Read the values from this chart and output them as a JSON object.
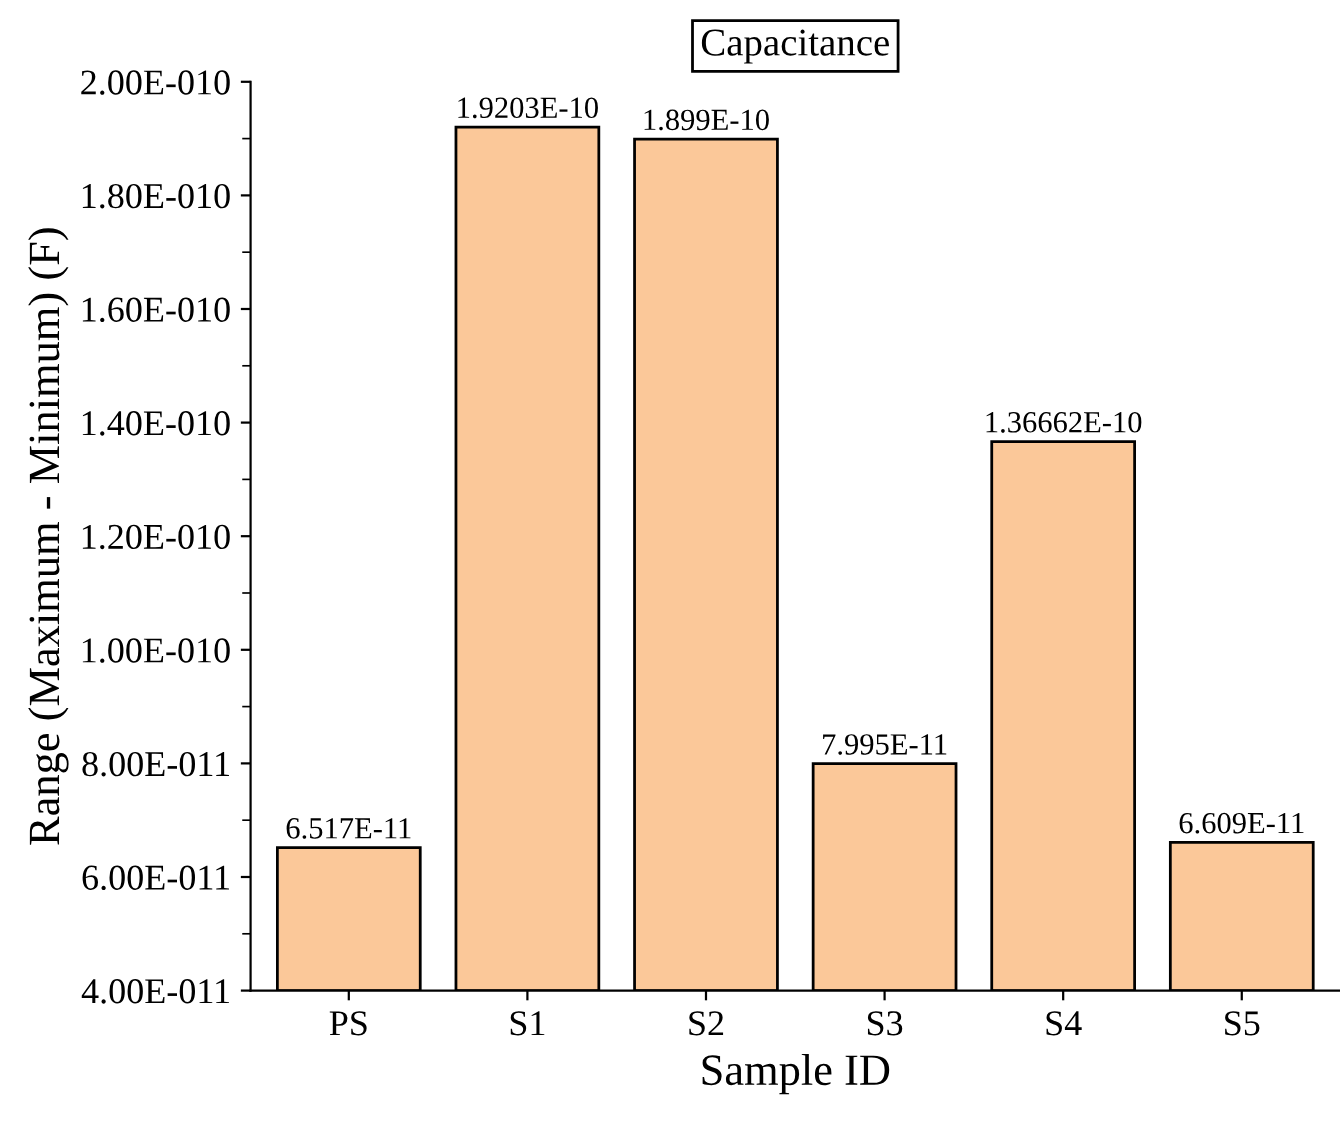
{
  "chart_data": {
    "type": "bar",
    "title": "Capacitance",
    "xlabel": "Sample ID",
    "ylabel": "Range (Maximum - Minimum) (F)",
    "categories": [
      "PS",
      "S1",
      "S2",
      "S3",
      "S4",
      "S5"
    ],
    "values": [
      6.517e-11,
      1.9203e-10,
      1.899e-10,
      7.995e-11,
      1.36662e-10,
      6.609e-11
    ],
    "value_labels": [
      "6.517E-11",
      "1.9203E-10",
      "1.899E-10",
      "7.995E-11",
      "1.36662E-10",
      "6.609E-11"
    ],
    "color": "#fbc899",
    "ylim": [
      4e-11,
      2e-10
    ],
    "yticks": [
      {
        "value": 4e-11,
        "label": "4.00E-011"
      },
      {
        "value": 6e-11,
        "label": "6.00E-011"
      },
      {
        "value": 8e-11,
        "label": "8.00E-011"
      },
      {
        "value": 1e-10,
        "label": "1.00E-010"
      },
      {
        "value": 1.2e-10,
        "label": "1.20E-010"
      },
      {
        "value": 1.4e-10,
        "label": "1.40E-010"
      },
      {
        "value": 1.6e-10,
        "label": "1.60E-010"
      },
      {
        "value": 1.8e-10,
        "label": "1.80E-010"
      },
      {
        "value": 2e-10,
        "label": "2.00E-010"
      }
    ],
    "grid": false,
    "legend": false
  }
}
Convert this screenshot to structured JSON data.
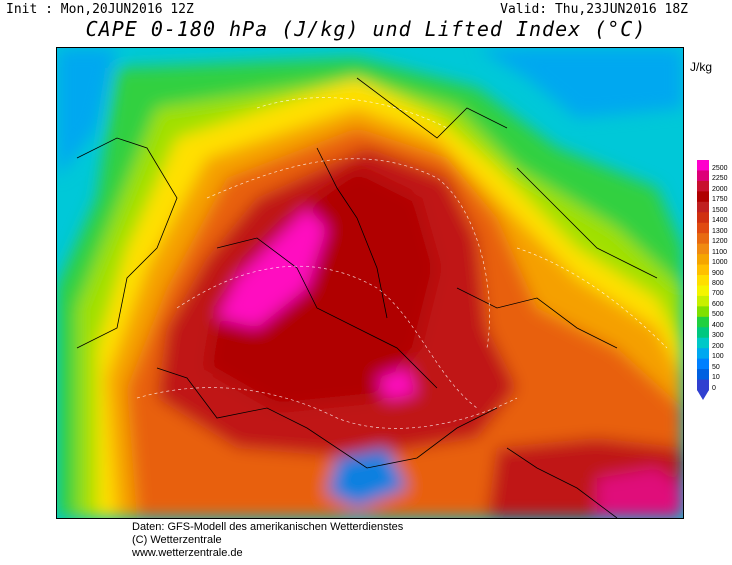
{
  "header": {
    "init_text": "Init : Mon,20JUN2016 12Z",
    "valid_text": "Valid: Thu,23JUN2016 18Z",
    "title": "CAPE 0-180 hPa (J/kg) und Lifted Index (°C)"
  },
  "legend": {
    "unit": "J/kg",
    "labels": [
      "2500",
      "2250",
      "2000",
      "1750",
      "1500",
      "1400",
      "1300",
      "1200",
      "1100",
      "1000",
      "900",
      "800",
      "700",
      "600",
      "500",
      "400",
      "300",
      "200",
      "100",
      "50",
      "10",
      "0"
    ],
    "colors": [
      "#ff00cc",
      "#dd0077",
      "#c8102e",
      "#b00000",
      "#c02020",
      "#d03010",
      "#e04a10",
      "#e86a10",
      "#f08a10",
      "#f5a500",
      "#ffc000",
      "#ffdf00",
      "#f5f500",
      "#c8f000",
      "#80e000",
      "#20d040",
      "#00c880",
      "#00c8c8",
      "#00a8f0",
      "#0080ff",
      "#0060e0",
      "#3040d0"
    ]
  },
  "credits": {
    "line1": "Daten: GFS-Modell des amerikanischen Wetterdienstes",
    "line2": "(C) Wetterzentrale",
    "line3": "www.wetterzentrale.de"
  }
}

#### [The problem]
Copy all lines in the listing above where the string "this" appears.

#### [Answer below]
Read the values from this chart and output them as a JSON object.
Convert this screenshot to structured JSON data.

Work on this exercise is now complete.